◆ THE PROBLEM: Collect every line below that contains the word "предусмотренных".

◆ INPUT FOR THIS TASK:

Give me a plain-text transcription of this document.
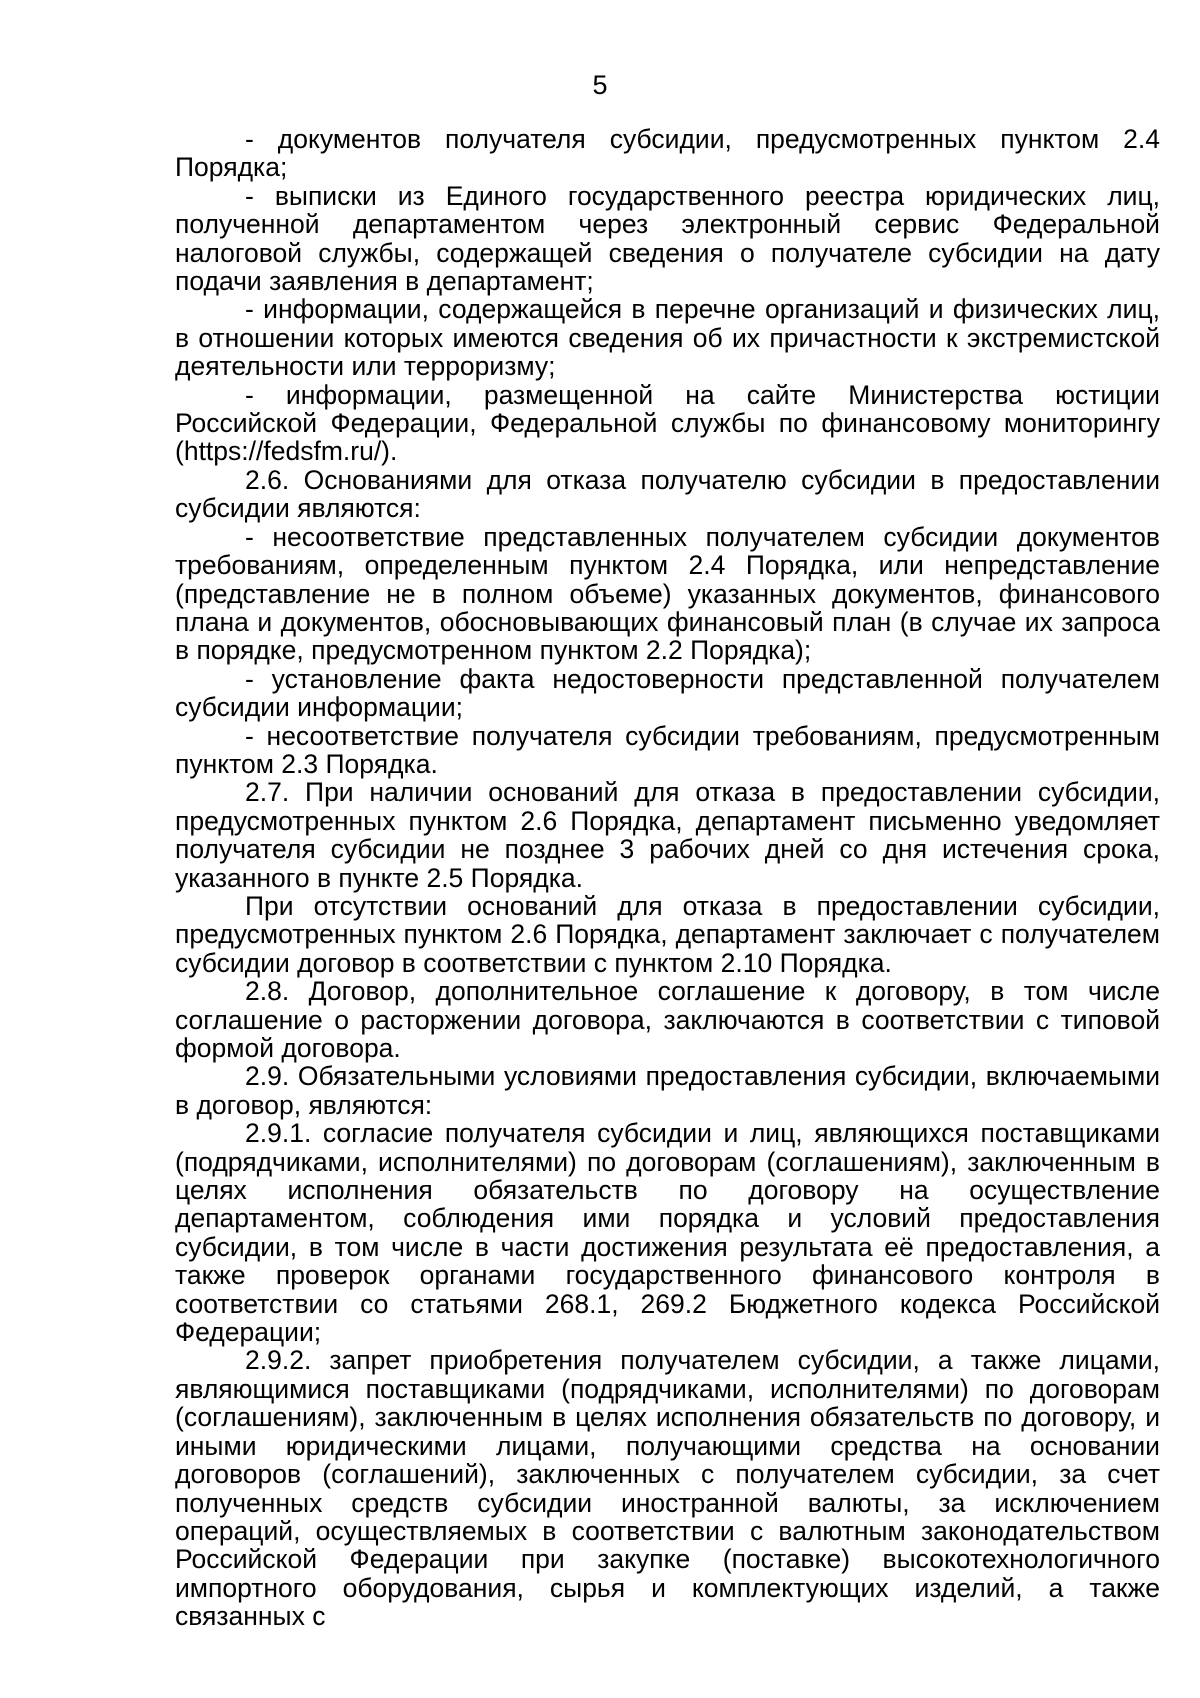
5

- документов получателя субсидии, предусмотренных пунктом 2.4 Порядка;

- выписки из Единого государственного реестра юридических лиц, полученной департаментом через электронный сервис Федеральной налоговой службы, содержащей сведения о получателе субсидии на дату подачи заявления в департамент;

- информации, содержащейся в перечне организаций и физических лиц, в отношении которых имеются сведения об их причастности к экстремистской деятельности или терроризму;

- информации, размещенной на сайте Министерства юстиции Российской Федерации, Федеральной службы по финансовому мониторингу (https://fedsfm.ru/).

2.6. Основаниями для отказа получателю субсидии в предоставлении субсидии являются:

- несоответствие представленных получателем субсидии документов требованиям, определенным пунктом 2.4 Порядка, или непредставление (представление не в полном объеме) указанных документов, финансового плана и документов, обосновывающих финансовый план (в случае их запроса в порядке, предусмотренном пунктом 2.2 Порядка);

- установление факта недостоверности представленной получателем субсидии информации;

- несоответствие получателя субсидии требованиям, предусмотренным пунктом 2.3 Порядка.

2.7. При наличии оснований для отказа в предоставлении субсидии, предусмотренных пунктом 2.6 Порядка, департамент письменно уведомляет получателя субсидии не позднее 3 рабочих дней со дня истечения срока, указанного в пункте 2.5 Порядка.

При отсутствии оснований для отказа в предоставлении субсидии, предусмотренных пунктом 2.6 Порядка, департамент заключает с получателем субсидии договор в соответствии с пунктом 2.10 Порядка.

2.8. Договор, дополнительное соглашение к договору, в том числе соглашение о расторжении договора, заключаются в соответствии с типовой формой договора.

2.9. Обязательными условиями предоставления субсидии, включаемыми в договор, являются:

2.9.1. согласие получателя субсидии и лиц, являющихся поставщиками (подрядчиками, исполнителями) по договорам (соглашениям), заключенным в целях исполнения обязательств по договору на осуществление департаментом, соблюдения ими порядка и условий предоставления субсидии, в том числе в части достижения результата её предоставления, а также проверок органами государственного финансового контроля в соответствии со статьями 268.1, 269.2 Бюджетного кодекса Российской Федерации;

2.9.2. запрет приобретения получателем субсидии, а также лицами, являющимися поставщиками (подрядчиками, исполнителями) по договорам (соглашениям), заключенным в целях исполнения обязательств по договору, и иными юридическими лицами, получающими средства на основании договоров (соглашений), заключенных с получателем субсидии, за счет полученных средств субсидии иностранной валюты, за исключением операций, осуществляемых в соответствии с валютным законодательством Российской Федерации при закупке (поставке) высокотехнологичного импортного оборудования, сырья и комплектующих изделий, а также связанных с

◆ PROBLEM SOLUTION:
- документов получателя субсидии, предусмотренных пунктом 2.4 Порядка;
2.7. При наличии оснований для отказа в предоставлении субсидии, предусмотренных пунктом 2.6 Порядка, департамент письменно уведомляет получателя субсидии не позднее 3 рабочих дней со дня истечения срока, указанного в пункте 2.5 Порядка.
При отсутствии оснований для отказа в предоставлении субсидии, предусмотренных пунктом 2.6 Порядка, департамент заключает с получателем субсидии договор в соответствии с пунктом 2.10 Порядка.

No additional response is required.